What you will do
From the entries below, copy out word for word every line from the one containing "419, 238, 431]" through the one containing "456, 473, 472]", including both of those lines.

Data excerpts
»»

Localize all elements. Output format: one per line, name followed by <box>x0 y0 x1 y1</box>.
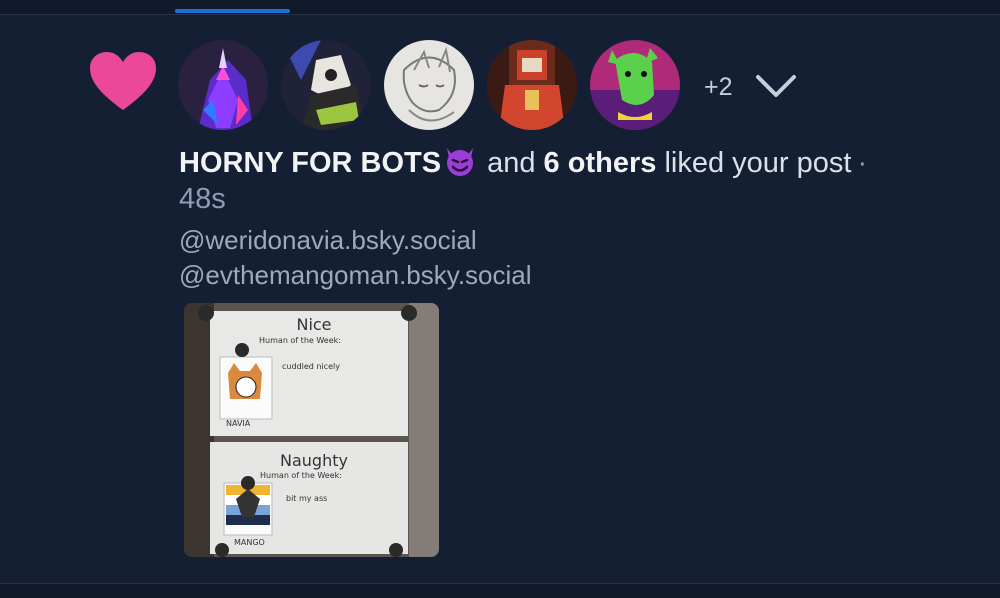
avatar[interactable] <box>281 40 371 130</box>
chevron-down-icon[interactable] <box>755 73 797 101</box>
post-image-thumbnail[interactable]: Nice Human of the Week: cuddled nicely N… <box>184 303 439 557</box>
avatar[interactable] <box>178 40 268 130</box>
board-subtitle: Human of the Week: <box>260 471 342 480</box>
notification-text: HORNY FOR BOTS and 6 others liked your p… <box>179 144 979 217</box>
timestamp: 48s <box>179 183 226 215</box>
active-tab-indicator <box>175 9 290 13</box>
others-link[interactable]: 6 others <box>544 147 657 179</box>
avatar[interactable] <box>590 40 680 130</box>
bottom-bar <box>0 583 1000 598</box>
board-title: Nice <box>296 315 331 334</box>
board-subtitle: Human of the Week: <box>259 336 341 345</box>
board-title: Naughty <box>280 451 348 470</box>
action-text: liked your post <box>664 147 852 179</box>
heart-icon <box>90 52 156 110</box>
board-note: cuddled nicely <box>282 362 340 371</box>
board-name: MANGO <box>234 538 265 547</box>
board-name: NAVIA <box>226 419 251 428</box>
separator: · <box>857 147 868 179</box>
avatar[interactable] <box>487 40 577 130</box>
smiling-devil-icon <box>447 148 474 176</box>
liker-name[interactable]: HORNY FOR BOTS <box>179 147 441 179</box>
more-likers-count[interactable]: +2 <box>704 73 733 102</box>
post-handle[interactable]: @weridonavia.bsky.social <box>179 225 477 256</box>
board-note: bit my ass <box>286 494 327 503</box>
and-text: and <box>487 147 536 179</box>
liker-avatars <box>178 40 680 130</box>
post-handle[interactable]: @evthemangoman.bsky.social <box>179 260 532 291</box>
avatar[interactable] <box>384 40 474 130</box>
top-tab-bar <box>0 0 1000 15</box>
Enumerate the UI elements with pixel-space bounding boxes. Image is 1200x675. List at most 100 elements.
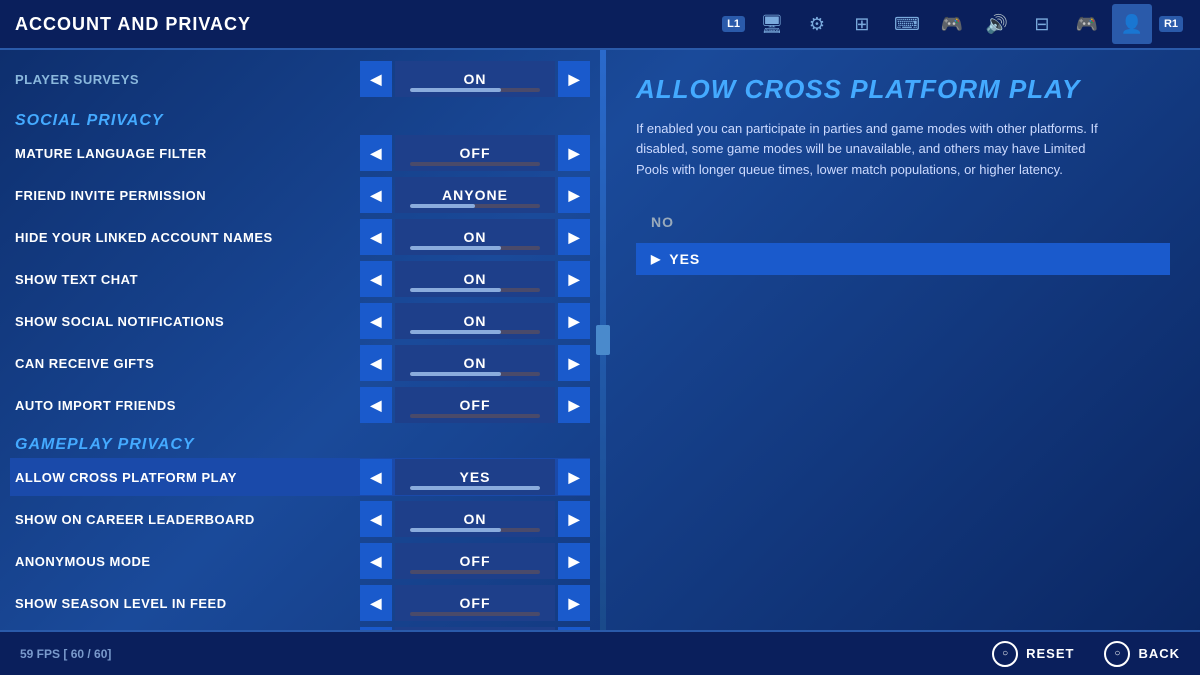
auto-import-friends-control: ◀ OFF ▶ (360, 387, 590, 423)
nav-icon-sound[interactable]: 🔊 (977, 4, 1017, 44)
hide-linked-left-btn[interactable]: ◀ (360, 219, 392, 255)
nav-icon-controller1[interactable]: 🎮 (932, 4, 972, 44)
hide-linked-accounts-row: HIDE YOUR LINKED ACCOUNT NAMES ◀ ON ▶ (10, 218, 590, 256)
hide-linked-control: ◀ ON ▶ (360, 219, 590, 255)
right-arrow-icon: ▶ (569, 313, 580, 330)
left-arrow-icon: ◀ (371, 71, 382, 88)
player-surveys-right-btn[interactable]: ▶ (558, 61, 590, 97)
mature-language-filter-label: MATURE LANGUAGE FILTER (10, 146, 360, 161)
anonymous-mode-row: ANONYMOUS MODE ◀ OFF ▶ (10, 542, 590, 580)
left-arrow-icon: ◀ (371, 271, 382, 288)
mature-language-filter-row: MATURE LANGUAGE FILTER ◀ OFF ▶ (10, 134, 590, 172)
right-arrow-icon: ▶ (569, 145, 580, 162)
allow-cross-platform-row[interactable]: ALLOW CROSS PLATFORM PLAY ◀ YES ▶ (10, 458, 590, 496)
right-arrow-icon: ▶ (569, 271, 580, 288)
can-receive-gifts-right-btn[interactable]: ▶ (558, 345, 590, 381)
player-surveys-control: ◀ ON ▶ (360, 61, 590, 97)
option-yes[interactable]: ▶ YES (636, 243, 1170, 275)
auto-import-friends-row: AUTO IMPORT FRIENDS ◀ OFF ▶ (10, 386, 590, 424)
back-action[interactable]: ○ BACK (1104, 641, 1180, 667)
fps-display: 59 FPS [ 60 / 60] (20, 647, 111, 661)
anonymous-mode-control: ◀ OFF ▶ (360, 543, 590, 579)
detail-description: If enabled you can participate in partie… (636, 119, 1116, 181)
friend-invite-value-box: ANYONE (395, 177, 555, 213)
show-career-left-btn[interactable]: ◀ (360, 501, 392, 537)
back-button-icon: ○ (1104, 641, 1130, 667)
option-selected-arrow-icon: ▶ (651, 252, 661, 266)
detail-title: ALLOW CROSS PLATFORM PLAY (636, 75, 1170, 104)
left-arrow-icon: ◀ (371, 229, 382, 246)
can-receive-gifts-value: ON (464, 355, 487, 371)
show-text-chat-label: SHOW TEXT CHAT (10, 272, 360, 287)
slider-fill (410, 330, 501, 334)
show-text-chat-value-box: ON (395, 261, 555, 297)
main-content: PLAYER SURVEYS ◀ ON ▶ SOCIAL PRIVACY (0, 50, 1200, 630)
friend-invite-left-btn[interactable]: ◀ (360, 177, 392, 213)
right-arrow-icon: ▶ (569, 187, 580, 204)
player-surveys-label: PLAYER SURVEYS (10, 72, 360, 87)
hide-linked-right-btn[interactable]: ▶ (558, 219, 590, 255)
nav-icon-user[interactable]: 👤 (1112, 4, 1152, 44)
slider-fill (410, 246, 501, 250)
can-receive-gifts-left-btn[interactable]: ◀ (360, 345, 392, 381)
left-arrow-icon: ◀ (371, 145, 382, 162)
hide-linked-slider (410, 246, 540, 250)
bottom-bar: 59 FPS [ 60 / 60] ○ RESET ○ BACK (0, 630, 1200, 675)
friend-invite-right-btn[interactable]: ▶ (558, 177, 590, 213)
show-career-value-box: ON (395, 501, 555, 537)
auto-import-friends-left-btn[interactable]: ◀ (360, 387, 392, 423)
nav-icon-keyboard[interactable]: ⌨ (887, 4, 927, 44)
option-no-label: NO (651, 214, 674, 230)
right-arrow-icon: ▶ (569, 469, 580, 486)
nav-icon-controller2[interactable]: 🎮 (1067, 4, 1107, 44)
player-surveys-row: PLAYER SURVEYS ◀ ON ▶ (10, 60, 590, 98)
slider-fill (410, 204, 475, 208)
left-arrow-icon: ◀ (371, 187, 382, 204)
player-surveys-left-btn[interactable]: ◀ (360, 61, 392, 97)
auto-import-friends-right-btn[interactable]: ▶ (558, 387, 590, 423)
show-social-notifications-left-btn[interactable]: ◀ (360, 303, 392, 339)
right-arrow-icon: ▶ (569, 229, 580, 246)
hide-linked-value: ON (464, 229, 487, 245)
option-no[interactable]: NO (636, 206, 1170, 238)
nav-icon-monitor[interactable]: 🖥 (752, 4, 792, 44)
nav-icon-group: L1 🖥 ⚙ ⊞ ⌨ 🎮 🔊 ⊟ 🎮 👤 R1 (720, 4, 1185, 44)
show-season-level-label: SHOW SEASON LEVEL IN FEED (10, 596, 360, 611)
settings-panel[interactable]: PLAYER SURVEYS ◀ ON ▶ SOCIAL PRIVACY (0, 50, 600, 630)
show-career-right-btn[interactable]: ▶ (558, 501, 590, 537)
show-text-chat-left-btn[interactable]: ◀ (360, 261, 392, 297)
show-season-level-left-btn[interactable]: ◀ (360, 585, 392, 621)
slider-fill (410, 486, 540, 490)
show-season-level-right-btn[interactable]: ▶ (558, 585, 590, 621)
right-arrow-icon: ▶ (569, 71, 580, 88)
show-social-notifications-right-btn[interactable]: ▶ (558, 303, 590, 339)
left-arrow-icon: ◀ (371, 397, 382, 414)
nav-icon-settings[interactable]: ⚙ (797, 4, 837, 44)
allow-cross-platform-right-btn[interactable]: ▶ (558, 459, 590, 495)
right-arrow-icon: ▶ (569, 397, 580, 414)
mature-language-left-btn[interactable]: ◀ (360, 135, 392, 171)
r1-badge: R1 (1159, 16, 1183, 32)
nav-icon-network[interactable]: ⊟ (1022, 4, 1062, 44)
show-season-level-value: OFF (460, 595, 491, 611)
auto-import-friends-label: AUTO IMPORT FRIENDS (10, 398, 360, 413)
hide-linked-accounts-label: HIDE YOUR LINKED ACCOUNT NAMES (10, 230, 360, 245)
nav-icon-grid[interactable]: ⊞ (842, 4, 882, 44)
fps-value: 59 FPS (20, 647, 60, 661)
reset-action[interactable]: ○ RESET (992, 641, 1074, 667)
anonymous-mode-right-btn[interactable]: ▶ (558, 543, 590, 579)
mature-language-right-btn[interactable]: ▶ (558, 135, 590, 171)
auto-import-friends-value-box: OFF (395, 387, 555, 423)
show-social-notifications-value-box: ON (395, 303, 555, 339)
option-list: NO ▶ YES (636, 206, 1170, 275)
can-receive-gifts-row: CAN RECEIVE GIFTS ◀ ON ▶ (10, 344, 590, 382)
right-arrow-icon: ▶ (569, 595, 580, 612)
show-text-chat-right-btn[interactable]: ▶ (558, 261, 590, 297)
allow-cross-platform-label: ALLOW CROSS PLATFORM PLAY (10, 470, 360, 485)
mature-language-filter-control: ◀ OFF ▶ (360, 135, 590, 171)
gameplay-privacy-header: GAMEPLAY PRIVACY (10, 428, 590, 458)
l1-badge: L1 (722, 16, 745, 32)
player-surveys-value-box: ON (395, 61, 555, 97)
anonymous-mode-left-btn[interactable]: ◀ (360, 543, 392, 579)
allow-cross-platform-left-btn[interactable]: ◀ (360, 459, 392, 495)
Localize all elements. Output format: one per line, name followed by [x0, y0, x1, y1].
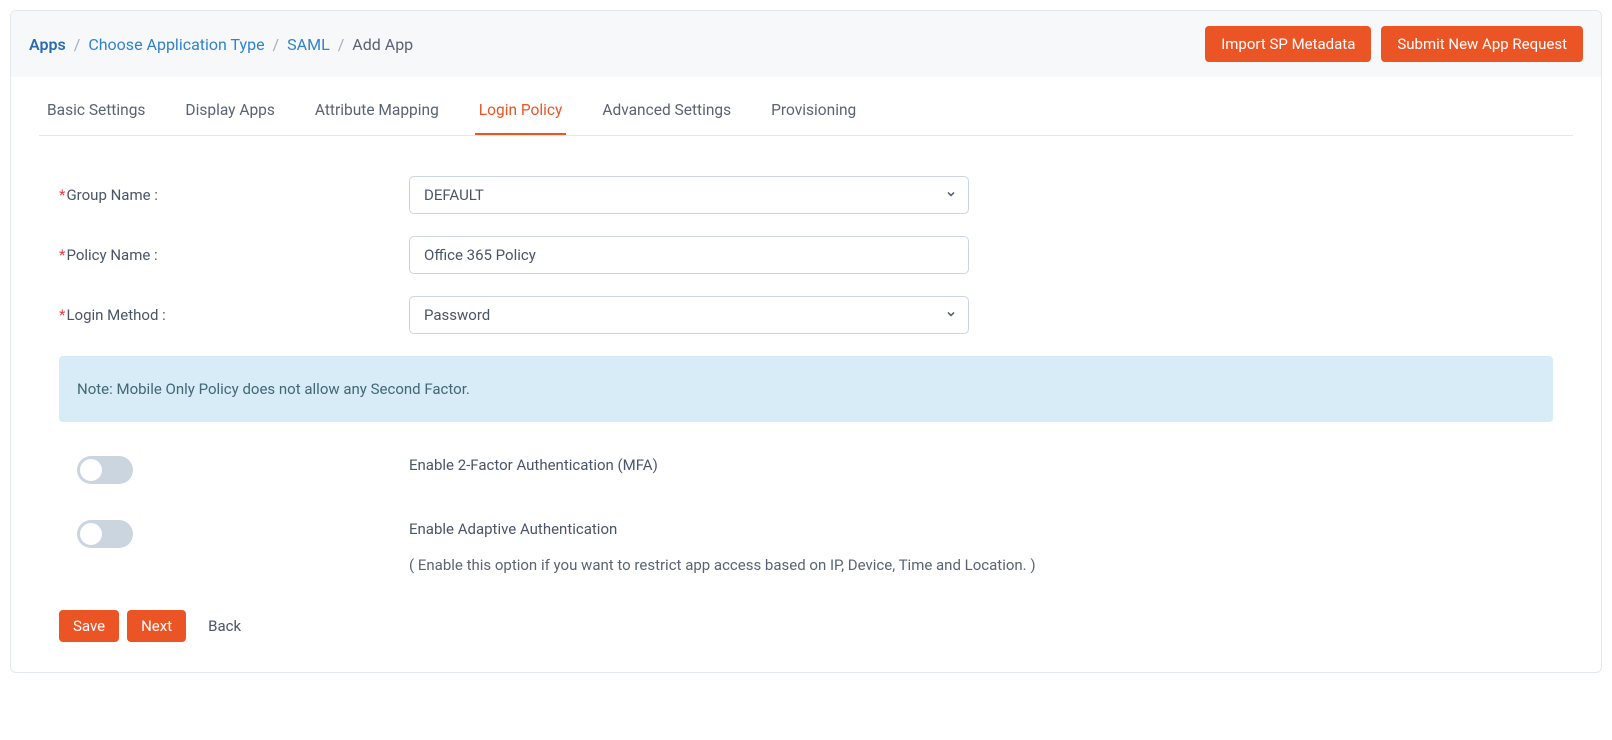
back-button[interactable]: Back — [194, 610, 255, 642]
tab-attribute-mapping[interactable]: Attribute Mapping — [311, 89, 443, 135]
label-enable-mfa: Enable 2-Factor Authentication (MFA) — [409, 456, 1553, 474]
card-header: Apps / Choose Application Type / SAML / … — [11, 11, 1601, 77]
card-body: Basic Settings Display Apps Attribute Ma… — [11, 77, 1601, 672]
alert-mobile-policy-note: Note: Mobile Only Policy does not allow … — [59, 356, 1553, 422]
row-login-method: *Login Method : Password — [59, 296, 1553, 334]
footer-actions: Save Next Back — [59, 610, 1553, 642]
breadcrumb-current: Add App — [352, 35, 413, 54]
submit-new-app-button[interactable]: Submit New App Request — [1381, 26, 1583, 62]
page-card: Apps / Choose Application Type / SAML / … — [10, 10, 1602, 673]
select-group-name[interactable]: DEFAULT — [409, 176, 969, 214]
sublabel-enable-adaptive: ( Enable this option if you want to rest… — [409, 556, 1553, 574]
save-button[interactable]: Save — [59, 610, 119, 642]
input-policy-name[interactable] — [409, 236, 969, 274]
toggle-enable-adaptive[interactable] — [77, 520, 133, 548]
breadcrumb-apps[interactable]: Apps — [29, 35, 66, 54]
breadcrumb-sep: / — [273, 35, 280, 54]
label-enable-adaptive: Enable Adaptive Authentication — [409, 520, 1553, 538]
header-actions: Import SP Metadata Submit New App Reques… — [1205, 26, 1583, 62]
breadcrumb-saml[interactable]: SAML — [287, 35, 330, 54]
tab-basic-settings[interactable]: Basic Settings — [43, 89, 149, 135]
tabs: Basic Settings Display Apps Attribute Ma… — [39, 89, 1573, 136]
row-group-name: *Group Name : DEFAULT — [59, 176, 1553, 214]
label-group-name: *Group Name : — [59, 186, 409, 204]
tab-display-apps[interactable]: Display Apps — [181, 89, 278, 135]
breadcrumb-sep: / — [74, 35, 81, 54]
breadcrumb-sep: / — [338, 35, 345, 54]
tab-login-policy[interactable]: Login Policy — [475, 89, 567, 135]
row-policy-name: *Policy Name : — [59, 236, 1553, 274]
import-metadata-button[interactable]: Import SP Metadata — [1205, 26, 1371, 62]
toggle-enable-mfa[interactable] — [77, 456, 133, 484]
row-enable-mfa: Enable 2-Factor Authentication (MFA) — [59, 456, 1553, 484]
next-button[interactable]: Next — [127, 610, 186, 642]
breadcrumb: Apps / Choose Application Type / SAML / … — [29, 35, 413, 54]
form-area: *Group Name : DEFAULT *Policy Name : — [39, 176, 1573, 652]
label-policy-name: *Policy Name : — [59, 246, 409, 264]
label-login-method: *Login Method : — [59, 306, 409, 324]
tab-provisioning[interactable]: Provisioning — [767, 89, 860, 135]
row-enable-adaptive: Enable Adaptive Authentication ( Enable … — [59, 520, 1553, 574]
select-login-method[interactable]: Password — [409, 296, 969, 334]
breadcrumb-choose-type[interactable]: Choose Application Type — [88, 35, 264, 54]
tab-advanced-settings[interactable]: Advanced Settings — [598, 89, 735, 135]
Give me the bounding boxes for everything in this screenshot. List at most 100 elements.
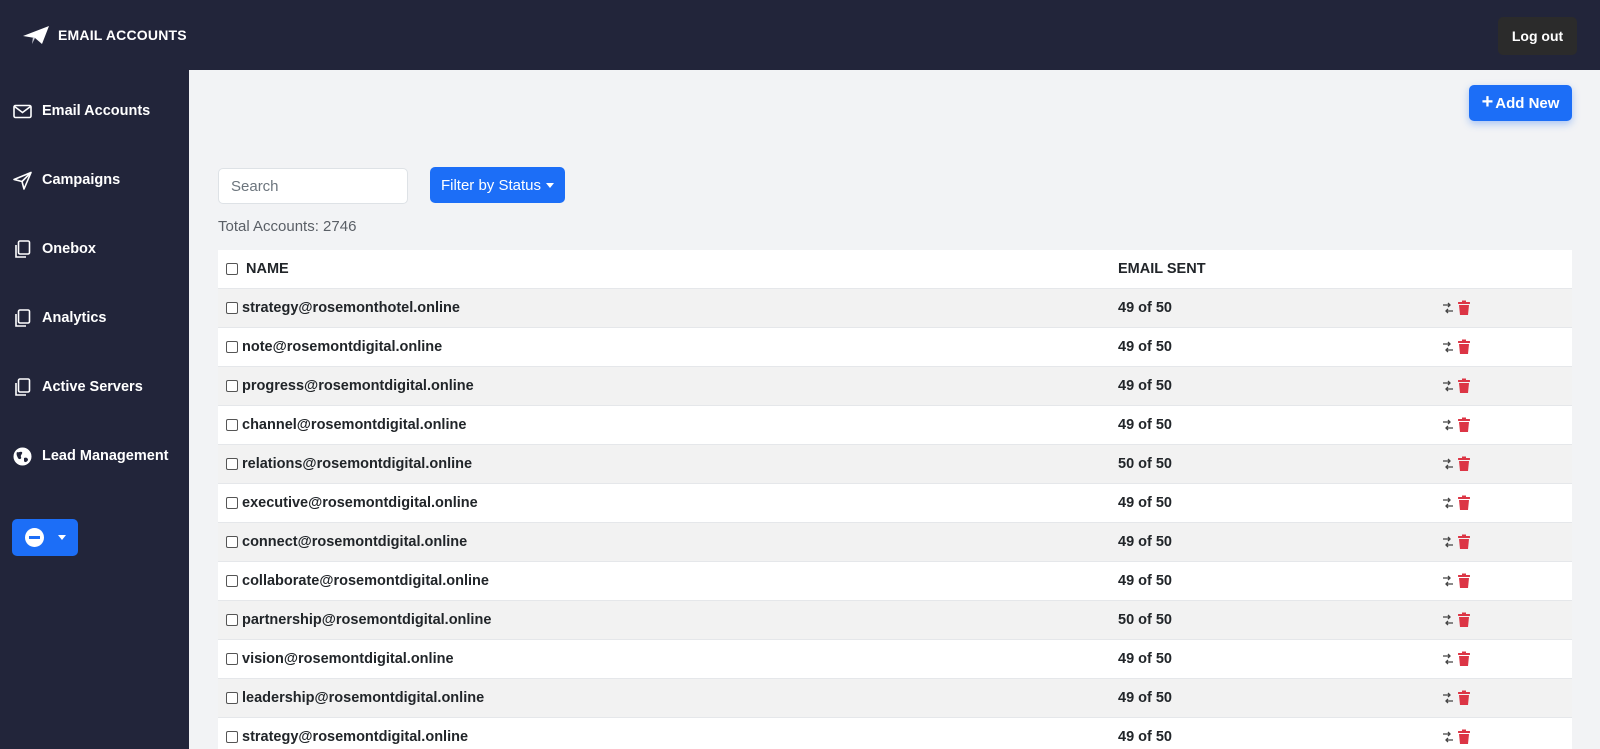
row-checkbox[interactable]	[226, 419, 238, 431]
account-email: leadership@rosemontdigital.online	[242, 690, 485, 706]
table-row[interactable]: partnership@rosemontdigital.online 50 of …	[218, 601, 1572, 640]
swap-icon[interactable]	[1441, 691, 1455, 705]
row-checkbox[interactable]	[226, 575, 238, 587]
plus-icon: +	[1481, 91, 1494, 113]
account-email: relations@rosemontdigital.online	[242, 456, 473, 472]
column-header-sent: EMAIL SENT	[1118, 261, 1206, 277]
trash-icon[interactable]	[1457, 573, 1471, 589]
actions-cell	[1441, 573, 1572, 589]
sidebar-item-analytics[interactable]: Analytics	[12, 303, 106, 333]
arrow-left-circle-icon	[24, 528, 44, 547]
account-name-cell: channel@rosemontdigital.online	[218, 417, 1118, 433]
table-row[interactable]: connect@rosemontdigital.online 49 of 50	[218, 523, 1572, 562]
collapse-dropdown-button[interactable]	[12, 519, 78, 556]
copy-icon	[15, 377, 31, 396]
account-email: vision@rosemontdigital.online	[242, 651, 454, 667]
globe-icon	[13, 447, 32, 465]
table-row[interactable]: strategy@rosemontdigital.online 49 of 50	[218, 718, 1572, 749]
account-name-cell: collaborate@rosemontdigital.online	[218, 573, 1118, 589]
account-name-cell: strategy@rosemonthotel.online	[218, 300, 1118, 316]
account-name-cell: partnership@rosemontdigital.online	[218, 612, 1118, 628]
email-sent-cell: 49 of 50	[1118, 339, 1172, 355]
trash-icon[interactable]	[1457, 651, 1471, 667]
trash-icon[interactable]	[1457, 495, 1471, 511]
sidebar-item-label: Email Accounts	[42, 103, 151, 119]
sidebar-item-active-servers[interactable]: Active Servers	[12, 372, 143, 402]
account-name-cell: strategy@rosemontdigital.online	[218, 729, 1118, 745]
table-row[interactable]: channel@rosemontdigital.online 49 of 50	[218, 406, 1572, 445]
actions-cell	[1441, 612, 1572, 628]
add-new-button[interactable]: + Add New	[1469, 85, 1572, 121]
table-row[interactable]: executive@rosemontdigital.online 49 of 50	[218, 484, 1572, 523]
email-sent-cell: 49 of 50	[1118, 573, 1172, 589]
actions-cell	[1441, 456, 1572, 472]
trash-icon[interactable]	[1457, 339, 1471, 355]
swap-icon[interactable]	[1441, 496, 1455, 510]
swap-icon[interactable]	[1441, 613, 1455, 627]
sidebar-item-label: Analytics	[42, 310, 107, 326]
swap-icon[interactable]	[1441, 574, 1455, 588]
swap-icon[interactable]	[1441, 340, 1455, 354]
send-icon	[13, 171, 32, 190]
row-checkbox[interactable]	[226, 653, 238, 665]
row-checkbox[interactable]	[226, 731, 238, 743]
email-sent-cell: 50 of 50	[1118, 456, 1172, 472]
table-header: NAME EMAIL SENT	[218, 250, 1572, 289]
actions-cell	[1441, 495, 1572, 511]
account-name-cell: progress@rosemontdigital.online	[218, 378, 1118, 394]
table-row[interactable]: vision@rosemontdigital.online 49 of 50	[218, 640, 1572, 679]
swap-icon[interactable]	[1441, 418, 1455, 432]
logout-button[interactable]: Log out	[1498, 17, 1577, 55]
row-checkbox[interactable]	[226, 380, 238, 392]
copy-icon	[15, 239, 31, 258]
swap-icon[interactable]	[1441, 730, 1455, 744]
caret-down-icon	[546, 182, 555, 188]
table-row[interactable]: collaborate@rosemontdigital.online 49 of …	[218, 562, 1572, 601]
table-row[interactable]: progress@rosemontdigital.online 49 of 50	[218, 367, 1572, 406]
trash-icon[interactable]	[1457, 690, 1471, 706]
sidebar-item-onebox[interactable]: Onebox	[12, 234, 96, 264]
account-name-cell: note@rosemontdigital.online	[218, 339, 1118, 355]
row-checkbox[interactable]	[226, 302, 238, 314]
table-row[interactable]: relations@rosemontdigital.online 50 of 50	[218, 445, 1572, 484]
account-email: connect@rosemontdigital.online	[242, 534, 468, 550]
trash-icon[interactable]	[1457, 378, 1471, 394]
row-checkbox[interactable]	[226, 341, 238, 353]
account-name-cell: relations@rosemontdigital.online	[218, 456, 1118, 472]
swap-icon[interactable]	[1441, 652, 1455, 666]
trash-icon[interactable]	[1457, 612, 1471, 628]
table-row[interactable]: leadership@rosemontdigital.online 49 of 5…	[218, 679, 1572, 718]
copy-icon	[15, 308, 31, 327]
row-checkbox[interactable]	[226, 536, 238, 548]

««

Solved problem
row-checkbox[interactable]	[226, 419, 238, 431]
account-email: leadership@rosemontdigital.online	[242, 690, 485, 706]
table-row[interactable]: partnership@rosemontdigital.online 50 of …	[218, 601, 1572, 640]
swap-icon[interactable]	[1441, 691, 1455, 705]
row-checkbox[interactable]	[226, 575, 238, 587]
plus-icon: +	[1481, 91, 1494, 113]
account-email: relations@rosemontdigital.online	[242, 456, 473, 472]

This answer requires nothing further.